— Short problem —
Write the data out again, exactly as given.

— Data shown —
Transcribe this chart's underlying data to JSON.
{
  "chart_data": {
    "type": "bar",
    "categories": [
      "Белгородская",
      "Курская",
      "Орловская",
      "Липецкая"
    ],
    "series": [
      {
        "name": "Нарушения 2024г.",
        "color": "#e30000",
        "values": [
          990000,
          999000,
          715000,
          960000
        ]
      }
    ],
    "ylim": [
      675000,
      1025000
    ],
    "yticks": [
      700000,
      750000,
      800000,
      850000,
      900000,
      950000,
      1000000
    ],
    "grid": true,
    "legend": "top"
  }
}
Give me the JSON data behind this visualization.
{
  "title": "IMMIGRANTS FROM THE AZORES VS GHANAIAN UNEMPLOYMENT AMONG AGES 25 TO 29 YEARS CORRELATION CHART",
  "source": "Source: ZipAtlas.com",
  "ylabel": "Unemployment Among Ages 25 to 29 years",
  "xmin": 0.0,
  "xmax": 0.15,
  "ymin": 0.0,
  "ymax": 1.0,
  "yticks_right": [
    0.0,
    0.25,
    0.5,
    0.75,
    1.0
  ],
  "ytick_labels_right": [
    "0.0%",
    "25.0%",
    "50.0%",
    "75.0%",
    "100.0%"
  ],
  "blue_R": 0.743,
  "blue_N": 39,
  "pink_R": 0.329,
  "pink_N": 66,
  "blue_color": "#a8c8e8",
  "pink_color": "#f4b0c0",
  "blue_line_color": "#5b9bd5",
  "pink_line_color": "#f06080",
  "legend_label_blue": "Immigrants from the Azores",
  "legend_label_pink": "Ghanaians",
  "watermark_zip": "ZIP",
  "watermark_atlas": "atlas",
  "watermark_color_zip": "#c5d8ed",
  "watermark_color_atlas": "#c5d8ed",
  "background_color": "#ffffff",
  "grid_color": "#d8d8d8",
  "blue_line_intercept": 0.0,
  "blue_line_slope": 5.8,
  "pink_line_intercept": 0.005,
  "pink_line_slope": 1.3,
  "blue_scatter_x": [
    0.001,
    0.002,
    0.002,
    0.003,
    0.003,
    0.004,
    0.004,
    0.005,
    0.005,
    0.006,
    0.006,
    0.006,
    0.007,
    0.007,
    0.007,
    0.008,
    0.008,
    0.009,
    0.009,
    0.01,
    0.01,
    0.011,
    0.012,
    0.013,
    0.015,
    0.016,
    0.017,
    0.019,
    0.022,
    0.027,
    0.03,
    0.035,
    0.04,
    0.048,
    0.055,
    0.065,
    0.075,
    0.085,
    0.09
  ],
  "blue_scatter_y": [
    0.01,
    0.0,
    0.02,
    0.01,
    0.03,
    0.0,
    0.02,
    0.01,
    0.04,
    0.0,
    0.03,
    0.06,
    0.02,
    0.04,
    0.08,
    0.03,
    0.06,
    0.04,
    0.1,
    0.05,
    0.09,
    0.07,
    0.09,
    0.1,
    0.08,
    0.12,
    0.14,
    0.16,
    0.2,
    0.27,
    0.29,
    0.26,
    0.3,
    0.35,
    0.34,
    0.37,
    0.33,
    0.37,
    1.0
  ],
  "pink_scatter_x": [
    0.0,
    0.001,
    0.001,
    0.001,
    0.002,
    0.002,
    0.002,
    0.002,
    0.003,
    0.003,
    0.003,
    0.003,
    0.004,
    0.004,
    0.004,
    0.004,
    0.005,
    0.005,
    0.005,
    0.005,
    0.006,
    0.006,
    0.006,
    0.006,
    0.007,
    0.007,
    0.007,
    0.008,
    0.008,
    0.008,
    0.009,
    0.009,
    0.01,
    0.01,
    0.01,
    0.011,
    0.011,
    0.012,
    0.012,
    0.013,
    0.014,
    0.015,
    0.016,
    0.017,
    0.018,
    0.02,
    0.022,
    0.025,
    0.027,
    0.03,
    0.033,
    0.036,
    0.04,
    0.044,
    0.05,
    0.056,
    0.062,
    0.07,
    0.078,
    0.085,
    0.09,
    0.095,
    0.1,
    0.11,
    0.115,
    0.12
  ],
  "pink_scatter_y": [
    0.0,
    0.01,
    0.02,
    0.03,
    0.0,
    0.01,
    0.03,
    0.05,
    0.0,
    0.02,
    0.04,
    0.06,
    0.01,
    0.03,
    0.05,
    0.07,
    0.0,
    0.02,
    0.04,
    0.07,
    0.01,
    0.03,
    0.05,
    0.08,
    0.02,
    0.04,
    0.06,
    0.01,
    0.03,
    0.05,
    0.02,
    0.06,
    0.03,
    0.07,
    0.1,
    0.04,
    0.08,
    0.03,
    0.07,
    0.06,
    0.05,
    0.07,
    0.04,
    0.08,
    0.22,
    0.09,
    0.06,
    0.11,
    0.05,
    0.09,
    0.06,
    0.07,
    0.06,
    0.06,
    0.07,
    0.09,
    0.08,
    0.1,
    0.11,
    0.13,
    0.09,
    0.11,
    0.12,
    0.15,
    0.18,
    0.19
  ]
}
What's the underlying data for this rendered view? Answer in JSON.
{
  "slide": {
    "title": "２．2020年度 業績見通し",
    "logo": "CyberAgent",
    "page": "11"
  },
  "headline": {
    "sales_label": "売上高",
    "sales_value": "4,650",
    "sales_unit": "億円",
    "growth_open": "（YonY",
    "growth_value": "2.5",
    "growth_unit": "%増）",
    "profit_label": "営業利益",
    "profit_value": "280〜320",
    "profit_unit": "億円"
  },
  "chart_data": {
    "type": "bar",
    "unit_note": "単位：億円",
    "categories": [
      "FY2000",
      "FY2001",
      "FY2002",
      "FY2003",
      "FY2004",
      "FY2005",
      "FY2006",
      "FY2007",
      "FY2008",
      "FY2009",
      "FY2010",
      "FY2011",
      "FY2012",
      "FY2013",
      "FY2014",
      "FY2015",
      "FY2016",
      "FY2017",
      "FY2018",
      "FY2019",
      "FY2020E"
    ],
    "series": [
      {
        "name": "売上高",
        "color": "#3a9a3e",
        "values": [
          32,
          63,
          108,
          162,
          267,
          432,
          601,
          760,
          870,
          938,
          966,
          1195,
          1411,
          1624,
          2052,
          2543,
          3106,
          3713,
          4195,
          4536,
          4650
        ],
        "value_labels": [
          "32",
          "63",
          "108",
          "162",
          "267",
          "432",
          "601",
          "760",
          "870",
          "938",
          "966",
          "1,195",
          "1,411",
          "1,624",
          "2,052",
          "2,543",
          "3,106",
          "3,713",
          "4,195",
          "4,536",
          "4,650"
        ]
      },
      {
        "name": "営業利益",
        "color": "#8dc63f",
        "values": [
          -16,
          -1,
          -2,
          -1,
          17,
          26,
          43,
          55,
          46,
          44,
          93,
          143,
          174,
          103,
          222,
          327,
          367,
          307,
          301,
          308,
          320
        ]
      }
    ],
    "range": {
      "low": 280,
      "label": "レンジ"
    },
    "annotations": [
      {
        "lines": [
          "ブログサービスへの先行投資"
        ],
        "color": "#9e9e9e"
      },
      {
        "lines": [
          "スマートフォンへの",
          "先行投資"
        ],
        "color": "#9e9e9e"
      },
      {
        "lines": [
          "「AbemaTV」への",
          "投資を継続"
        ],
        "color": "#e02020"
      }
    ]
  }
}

— Written solution —
Transcribe this chart's underlying data to JSON.
{
  "chart_data": {
    "type": "bar",
    "categories": [
      "Белгородская",
      "Курская",
      "Орловская",
      "Липецкая"
    ],
    "series": [
      {
        "name": "Нарушения 2024г.",
        "color": "#e30000",
        "values": [
          990000,
          999000,
          715000,
          960000
        ]
      }
    ],
    "ylim": [
      675000,
      1025000
    ],
    "yticks": [
      700000,
      750000,
      800000,
      850000,
      900000,
      950000,
      1000000
    ],
    "grid": true,
    "legend": "top"
  }
}
Give me the JSON data behind this visualization.
{
  "title": "IMMIGRANTS FROM THE AZORES VS GHANAIAN UNEMPLOYMENT AMONG AGES 25 TO 29 YEARS CORRELATION CHART",
  "source": "Source: ZipAtlas.com",
  "ylabel": "Unemployment Among Ages 25 to 29 years",
  "xmin": 0.0,
  "xmax": 0.15,
  "ymin": 0.0,
  "ymax": 1.0,
  "yticks_right": [
    0.0,
    0.25,
    0.5,
    0.75,
    1.0
  ],
  "ytick_labels_right": [
    "0.0%",
    "25.0%",
    "50.0%",
    "75.0%",
    "100.0%"
  ],
  "blue_R": 0.743,
  "blue_N": 39,
  "pink_R": 0.329,
  "pink_N": 66,
  "blue_color": "#a8c8e8",
  "pink_color": "#f4b0c0",
  "blue_line_color": "#5b9bd5",
  "pink_line_color": "#f06080",
  "legend_label_blue": "Immigrants from the Azores",
  "legend_label_pink": "Ghanaians",
  "watermark_zip": "ZIP",
  "watermark_atlas": "atlas",
  "watermark_color_zip": "#c5d8ed",
  "watermark_color_atlas": "#c5d8ed",
  "background_color": "#ffffff",
  "grid_color": "#d8d8d8",
  "blue_line_intercept": 0.0,
  "blue_line_slope": 5.8,
  "pink_line_intercept": 0.005,
  "pink_line_slope": 1.3,
  "blue_scatter_x": [
    0.001,
    0.002,
    0.002,
    0.003,
    0.003,
    0.004,
    0.004,
    0.005,
    0.005,
    0.006,
    0.006,
    0.006,
    0.007,
    0.007,
    0.007,
    0.008,
    0.008,
    0.009,
    0.009,
    0.01,
    0.01,
    0.011,
    0.012,
    0.013,
    0.015,
    0.016,
    0.017,
    0.019,
    0.022,
    0.027,
    0.03,
    0.035,
    0.04,
    0.048,
    0.055,
    0.065,
    0.075,
    0.085,
    0.09
  ],
  "blue_scatter_y": [
    0.01,
    0.0,
    0.02,
    0.01,
    0.03,
    0.0,
    0.02,
    0.01,
    0.04,
    0.0,
    0.03,
    0.06,
    0.02,
    0.04,
    0.08,
    0.03,
    0.06,
    0.04,
    0.1,
    0.05,
    0.09,
    0.07,
    0.09,
    0.1,
    0.08,
    0.12,
    0.14,
    0.16,
    0.2,
    0.27,
    0.29,
    0.26,
    0.3,
    0.35,
    0.34,
    0.37,
    0.33,
    0.37,
    1.0
  ],
  "pink_scatter_x": [
    0.0,
    0.001,
    0.001,
    0.001,
    0.002,
    0.002,
    0.002,
    0.002,
    0.003,
    0.003,
    0.003,
    0.003,
    0.004,
    0.004,
    0.004,
    0.004,
    0.005,
    0.005,
    0.005,
    0.005,
    0.006,
    0.006,
    0.006,
    0.006,
    0.007,
    0.007,
    0.007,
    0.008,
    0.008,
    0.008,
    0.009,
    0.009,
    0.01,
    0.01,
    0.01,
    0.011,
    0.011,
    0.012,
    0.012,
    0.013,
    0.014,
    0.015,
    0.016,
    0.017,
    0.018,
    0.02,
    0.022,
    0.025,
    0.027,
    0.03,
    0.033,
    0.036,
    0.04,
    0.044,
    0.05,
    0.056,
    0.062,
    0.07,
    0.078,
    0.085,
    0.09,
    0.095,
    0.1,
    0.11,
    0.115,
    0.12
  ],
  "pink_scatter_y": [
    0.0,
    0.01,
    0.02,
    0.03,
    0.0,
    0.01,
    0.03,
    0.05,
    0.0,
    0.02,
    0.04,
    0.06,
    0.01,
    0.03,
    0.05,
    0.07,
    0.0,
    0.02,
    0.04,
    0.07,
    0.01,
    0.03,
    0.05,
    0.08,
    0.02,
    0.04,
    0.06,
    0.01,
    0.03,
    0.05,
    0.02,
    0.06,
    0.03,
    0.07,
    0.1,
    0.04,
    0.08,
    0.03,
    0.07,
    0.06,
    0.05,
    0.07,
    0.04,
    0.08,
    0.22,
    0.09,
    0.06,
    0.11,
    0.05,
    0.09,
    0.06,
    0.07,
    0.06,
    0.06,
    0.07,
    0.09,
    0.08,
    0.1,
    0.11,
    0.13,
    0.09,
    0.11,
    0.12,
    0.15,
    0.18,
    0.19
  ]
}
What's the underlying data for this rendered view? Answer in JSON.
{
  "slide": {
    "title": "２．2020年度 業績見通し",
    "logo": "CyberAgent",
    "page": "11"
  },
  "headline": {
    "sales_label": "売上高",
    "sales_value": "4,650",
    "sales_unit": "億円",
    "growth_open": "（YonY",
    "growth_value": "2.5",
    "growth_unit": "%増）",
    "profit_label": "営業利益",
    "profit_value": "280〜320",
    "profit_unit": "億円"
  },
  "chart_data": {
    "type": "bar",
    "unit_note": "単位：億円",
    "categories": [
      "FY2000",
      "FY2001",
      "FY2002",
      "FY2003",
      "FY2004",
      "FY2005",
      "FY2006",
      "FY2007",
      "FY2008",
      "FY2009",
      "FY2010",
      "FY2011",
      "FY2012",
      "FY2013",
      "FY2014",
      "FY2015",
      "FY2016",
      "FY2017",
      "FY2018",
      "FY2019",
      "FY2020E"
    ],
    "series": [
      {
        "name": "売上高",
        "color": "#3a9a3e",
        "values": [
          32,
          63,
          108,
          162,
          267,
          432,
          601,
          760,
          870,
          938,
          966,
          1195,
          1411,
          1624,
          2052,
          2543,
          3106,
          3713,
          4195,
          4536,
          4650
        ],
        "value_labels": [
          "32",
          "63",
          "108",
          "162",
          "267",
          "432",
          "601",
          "760",
          "870",
          "938",
          "966",
          "1,195",
          "1,411",
          "1,624",
          "2,052",
          "2,543",
          "3,106",
          "3,713",
          "4,195",
          "4,536",
          "4,650"
        ]
      },
      {
        "name": "営業利益",
        "color": "#8dc63f",
        "values": [
          -16,
          -1,
          -2,
          -1,
          17,
          26,
          43,
          55,
          46,
          44,
          93,
          143,
          174,
          103,
          222,
          327,
          367,
          307,
          301,
          308,
          320
        ]
      }
    ],
    "range": {
      "low": 280,
      "label": "レンジ"
    },
    "annotations": [
      {
        "lines": [
          "ブログサービスへの先行投資"
        ],
        "color": "#9e9e9e"
      },
      {
        "lines": [
          "スマートフォンへの",
          "先行投資"
        ],
        "color": "#9e9e9e"
      },
      {
        "lines": [
          "「AbemaTV」への",
          "投資を継続"
        ],
        "color": "#e02020"
      }
    ]
  }
}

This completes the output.